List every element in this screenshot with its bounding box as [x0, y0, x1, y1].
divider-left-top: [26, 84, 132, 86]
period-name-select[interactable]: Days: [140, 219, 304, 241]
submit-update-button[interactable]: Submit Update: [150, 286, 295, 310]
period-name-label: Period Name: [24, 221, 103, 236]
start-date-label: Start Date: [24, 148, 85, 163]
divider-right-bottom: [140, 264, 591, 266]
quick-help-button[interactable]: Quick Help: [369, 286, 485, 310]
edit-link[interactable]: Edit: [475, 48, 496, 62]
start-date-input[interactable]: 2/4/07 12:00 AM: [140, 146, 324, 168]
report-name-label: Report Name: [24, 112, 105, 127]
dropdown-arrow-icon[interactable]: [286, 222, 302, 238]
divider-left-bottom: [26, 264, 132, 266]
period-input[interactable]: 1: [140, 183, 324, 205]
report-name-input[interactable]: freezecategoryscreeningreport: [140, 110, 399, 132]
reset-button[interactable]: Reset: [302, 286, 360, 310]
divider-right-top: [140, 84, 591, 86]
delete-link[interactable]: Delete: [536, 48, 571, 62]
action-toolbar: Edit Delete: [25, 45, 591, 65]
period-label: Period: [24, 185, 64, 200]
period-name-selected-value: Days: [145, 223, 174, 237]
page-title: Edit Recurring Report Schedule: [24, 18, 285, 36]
• • • • •
Copy every line of the item above, character for character.

List every element in this screenshot with its bounding box as [x0, y0, x1, y1].
divider-left-top: [26, 84, 132, 86]
period-name-select[interactable]: Days: [140, 219, 304, 241]
submit-update-button[interactable]: Submit Update: [150, 286, 295, 310]
period-name-label: Period Name: [24, 221, 103, 236]
start-date-label: Start Date: [24, 148, 85, 163]
divider-right-bottom: [140, 264, 591, 266]
quick-help-button[interactable]: Quick Help: [369, 286, 485, 310]
edit-link[interactable]: Edit: [475, 48, 496, 62]
start-date-input[interactable]: 2/4/07 12:00 AM: [140, 146, 324, 168]
report-name-label: Report Name: [24, 112, 105, 127]
dropdown-arrow-icon[interactable]: [286, 222, 302, 238]
divider-left-bottom: [26, 264, 132, 266]
period-input[interactable]: 1: [140, 183, 324, 205]
report-name-input[interactable]: freezecategoryscreeningreport: [140, 110, 399, 132]
reset-button[interactable]: Reset: [302, 286, 360, 310]
divider-right-top: [140, 84, 591, 86]
delete-link[interactable]: Delete: [536, 48, 571, 62]
action-toolbar: Edit Delete: [25, 45, 591, 65]
period-label: Period: [24, 185, 64, 200]
period-name-selected-value: Days: [145, 223, 174, 237]
page-title: Edit Recurring Report Schedule: [24, 18, 285, 36]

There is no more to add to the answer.